TASK OBJECTIVE:
Restate each of the lines given below, word for word.

-=-=-=-=-

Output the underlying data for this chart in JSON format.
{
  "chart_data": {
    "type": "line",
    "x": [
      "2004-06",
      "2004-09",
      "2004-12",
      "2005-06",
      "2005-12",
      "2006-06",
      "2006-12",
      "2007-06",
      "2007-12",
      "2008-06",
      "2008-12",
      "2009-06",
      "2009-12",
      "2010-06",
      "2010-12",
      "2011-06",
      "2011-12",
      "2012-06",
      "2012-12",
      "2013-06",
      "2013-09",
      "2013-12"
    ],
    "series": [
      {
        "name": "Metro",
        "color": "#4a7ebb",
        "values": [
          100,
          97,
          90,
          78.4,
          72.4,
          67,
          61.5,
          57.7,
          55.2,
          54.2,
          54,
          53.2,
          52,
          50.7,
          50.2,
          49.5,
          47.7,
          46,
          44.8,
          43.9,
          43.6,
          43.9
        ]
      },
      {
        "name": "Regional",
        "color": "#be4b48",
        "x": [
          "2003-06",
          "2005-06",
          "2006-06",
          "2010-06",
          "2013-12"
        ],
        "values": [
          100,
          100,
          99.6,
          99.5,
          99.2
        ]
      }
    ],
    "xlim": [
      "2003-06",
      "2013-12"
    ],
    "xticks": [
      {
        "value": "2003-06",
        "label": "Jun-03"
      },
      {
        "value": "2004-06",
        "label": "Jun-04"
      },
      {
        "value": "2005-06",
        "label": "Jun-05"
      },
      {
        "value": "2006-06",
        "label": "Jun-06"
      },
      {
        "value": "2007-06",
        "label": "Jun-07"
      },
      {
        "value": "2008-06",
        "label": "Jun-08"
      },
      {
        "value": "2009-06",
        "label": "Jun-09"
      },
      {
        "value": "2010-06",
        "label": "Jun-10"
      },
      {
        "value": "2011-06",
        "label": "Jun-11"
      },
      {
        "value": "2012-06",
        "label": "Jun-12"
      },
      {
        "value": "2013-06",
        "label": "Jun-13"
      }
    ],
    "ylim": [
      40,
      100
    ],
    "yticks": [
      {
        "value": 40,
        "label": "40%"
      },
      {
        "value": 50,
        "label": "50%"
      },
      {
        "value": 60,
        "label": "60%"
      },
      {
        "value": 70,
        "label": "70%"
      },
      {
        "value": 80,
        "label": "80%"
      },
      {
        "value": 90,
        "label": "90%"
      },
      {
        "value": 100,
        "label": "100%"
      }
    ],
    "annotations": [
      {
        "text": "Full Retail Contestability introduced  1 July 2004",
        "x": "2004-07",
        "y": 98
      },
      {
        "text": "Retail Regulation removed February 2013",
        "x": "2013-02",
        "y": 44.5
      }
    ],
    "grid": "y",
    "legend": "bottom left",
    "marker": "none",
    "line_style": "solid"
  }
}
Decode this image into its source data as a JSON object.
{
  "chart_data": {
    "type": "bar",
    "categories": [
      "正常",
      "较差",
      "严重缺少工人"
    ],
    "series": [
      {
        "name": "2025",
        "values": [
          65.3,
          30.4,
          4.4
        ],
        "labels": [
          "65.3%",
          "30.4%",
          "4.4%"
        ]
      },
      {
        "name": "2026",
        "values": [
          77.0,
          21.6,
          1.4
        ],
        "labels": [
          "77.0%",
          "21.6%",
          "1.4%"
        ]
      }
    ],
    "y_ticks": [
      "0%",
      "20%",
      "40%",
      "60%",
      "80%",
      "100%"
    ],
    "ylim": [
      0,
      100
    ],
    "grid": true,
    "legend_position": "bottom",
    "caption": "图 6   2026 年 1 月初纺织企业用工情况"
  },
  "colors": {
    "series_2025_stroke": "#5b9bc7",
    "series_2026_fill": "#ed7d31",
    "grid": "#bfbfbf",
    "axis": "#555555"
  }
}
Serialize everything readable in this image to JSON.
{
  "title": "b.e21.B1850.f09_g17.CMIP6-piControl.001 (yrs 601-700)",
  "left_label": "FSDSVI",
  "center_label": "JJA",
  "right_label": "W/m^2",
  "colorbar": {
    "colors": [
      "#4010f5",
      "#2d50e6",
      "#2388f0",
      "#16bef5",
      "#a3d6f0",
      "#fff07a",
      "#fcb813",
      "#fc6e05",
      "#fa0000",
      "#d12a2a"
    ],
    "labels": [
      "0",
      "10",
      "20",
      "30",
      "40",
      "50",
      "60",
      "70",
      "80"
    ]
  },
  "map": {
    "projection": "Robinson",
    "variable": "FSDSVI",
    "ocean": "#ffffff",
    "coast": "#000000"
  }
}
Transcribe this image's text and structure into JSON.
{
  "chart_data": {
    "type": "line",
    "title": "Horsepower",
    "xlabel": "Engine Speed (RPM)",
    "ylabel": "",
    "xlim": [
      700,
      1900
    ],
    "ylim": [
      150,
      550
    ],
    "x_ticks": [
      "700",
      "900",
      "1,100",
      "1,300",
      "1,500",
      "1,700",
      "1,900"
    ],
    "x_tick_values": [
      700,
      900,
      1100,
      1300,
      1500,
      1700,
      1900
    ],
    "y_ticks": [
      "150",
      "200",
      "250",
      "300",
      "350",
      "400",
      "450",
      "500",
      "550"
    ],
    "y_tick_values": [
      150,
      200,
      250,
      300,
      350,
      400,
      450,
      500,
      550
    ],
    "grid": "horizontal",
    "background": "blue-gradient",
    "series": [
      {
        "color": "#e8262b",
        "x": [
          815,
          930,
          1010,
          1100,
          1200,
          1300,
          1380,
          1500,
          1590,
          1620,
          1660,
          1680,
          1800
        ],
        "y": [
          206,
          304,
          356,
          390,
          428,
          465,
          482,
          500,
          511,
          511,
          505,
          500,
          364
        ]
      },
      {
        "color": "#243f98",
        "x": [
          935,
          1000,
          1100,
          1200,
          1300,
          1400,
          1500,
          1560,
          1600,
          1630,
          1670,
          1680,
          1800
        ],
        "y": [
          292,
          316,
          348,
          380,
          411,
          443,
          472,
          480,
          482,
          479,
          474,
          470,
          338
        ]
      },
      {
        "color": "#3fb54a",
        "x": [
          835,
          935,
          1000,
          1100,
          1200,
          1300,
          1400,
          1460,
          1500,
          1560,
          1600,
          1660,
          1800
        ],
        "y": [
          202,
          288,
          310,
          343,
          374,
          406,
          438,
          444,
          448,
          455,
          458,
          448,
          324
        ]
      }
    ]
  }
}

-=-=-=-=-

EXERCISE RESPONSE:
Output the underlying data for this chart in JSON format.
{
  "chart_data": {
    "type": "line",
    "x": [
      "2004-06",
      "2004-09",
      "2004-12",
      "2005-06",
      "2005-12",
      "2006-06",
      "2006-12",
      "2007-06",
      "2007-12",
      "2008-06",
      "2008-12",
      "2009-06",
      "2009-12",
      "2010-06",
      "2010-12",
      "2011-06",
      "2011-12",
      "2012-06",
      "2012-12",
      "2013-06",
      "2013-09",
      "2013-12"
    ],
    "series": [
      {
        "name": "Metro",
        "color": "#4a7ebb",
        "values": [
          100,
          97,
          90,
          78.4,
          72.4,
          67,
          61.5,
          57.7,
          55.2,
          54.2,
          54,
          53.2,
          52,
          50.7,
          50.2,
          49.5,
          47.7,
          46,
          44.8,
          43.9,
          43.6,
          43.9
        ]
      },
      {
        "name": "Regional",
        "color": "#be4b48",
        "x": [
          "2003-06",
          "2005-06",
          "2006-06",
          "2010-06",
          "2013-12"
        ],
        "values": [
          100,
          100,
          99.6,
          99.5,
          99.2
        ]
      }
    ],
    "xlim": [
      "2003-06",
      "2013-12"
    ],
    "xticks": [
      {
        "value": "2003-06",
        "label": "Jun-03"
      },
      {
        "value": "2004-06",
        "label": "Jun-04"
      },
      {
        "value": "2005-06",
        "label": "Jun-05"
      },
      {
        "value": "2006-06",
        "label": "Jun-06"
      },
      {
        "value": "2007-06",
        "label": "Jun-07"
      },
      {
        "value": "2008-06",
        "label": "Jun-08"
      },
      {
        "value": "2009-06",
        "label": "Jun-09"
      },
      {
        "value": "2010-06",
        "label": "Jun-10"
      },
      {
        "value": "2011-06",
        "label": "Jun-11"
      },
      {
        "value": "2012-06",
        "label": "Jun-12"
      },
      {
        "value": "2013-06",
        "label": "Jun-13"
      }
    ],
    "ylim": [
      40,
      100
    ],
    "yticks": [
      {
        "value": 40,
        "label": "40%"
      },
      {
        "value": 50,
        "label": "50%"
      },
      {
        "value": 60,
        "label": "60%"
      },
      {
        "value": 70,
        "label": "70%"
      },
      {
        "value": 80,
        "label": "80%"
      },
      {
        "value": 90,
        "label": "90%"
      },
      {
        "value": 100,
        "label": "100%"
      }
    ],
    "annotations": [
      {
        "text": "Full Retail Contestability introduced  1 July 2004",
        "x": "2004-07",
        "y": 98
      },
      {
        "text": "Retail Regulation removed February 2013",
        "x": "2013-02",
        "y": 44.5
      }
    ],
    "grid": "y",
    "legend": "bottom left",
    "marker": "none",
    "line_style": "solid"
  }
}
Decode this image into its source data as a JSON object.
{
  "chart_data": {
    "type": "bar",
    "categories": [
      "正常",
      "较差",
      "严重缺少工人"
    ],
    "series": [
      {
        "name": "2025",
        "values": [
          65.3,
          30.4,
          4.4
        ],
        "labels": [
          "65.3%",
          "30.4%",
          "4.4%"
        ]
      },
      {
        "name": "2026",
        "values": [
          77.0,
          21.6,
          1.4
        ],
        "labels": [
          "77.0%",
          "21.6%",
          "1.4%"
        ]
      }
    ],
    "y_ticks": [
      "0%",
      "20%",
      "40%",
      "60%",
      "80%",
      "100%"
    ],
    "ylim": [
      0,
      100
    ],
    "grid": true,
    "legend_position": "bottom",
    "caption": "图 6   2026 年 1 月初纺织企业用工情况"
  },
  "colors": {
    "series_2025_stroke": "#5b9bc7",
    "series_2026_fill": "#ed7d31",
    "grid": "#bfbfbf",
    "axis": "#555555"
  }
}
Serialize everything readable in this image to JSON.
{
  "title": "b.e21.B1850.f09_g17.CMIP6-piControl.001 (yrs 601-700)",
  "left_label": "FSDSVI",
  "center_label": "JJA",
  "right_label": "W/m^2",
  "colorbar": {
    "colors": [
      "#4010f5",
      "#2d50e6",
      "#2388f0",
      "#16bef5",
      "#a3d6f0",
      "#fff07a",
      "#fcb813",
      "#fc6e05",
      "#fa0000",
      "#d12a2a"
    ],
    "labels": [
      "0",
      "10",
      "20",
      "30",
      "40",
      "50",
      "60",
      "70",
      "80"
    ]
  },
  "map": {
    "projection": "Robinson",
    "variable": "FSDSVI",
    "ocean": "#ffffff",
    "coast": "#000000"
  }
}
Transcribe this image's text and structure into JSON.
{
  "chart_data": {
    "type": "line",
    "title": "Horsepower",
    "xlabel": "Engine Speed (RPM)",
    "ylabel": "",
    "xlim": [
      700,
      1900
    ],
    "ylim": [
      150,
      550
    ],
    "x_ticks": [
      "700",
      "900",
      "1,100",
      "1,300",
      "1,500",
      "1,700",
      "1,900"
    ],
    "x_tick_values": [
      700,
      900,
      1100,
      1300,
      1500,
      1700,
      1900
    ],
    "y_ticks": [
      "150",
      "200",
      "250",
      "300",
      "350",
      "400",
      "450",
      "500",
      "550"
    ],
    "y_tick_values": [
      150,
      200,
      250,
      300,
      350,
      400,
      450,
      500,
      550
    ],
    "grid": "horizontal",
    "background": "blue-gradient",
    "series": [
      {
        "color": "#e8262b",
        "x": [
          815,
          930,
          1010,
          1100,
          1200,
          1300,
          1380,
          1500,
          1590,
          1620,
          1660,
          1680,
          1800
        ],
        "y": [
          206,
          304,
          356,
          390,
          428,
          465,
          482,
          500,
          511,
          511,
          505,
          500,
          364
        ]
      },
      {
        "color": "#243f98",
        "x": [
          935,
          1000,
          1100,
          1200,
          1300,
          1400,
          1500,
          1560,
          1600,
          1630,
          1670,
          1680,
          1800
        ],
        "y": [
          292,
          316,
          348,
          380,
          411,
          443,
          472,
          480,
          482,
          479,
          474,
          470,
          338
        ]
      },
      {
        "color": "#3fb54a",
        "x": [
          835,
          935,
          1000,
          1100,
          1200,
          1300,
          1400,
          1460,
          1500,
          1560,
          1600,
          1660,
          1800
        ],
        "y": [
          202,
          288,
          310,
          343,
          374,
          406,
          438,
          444,
          448,
          455,
          458,
          448,
          324
        ]
      }
    ]
  }
}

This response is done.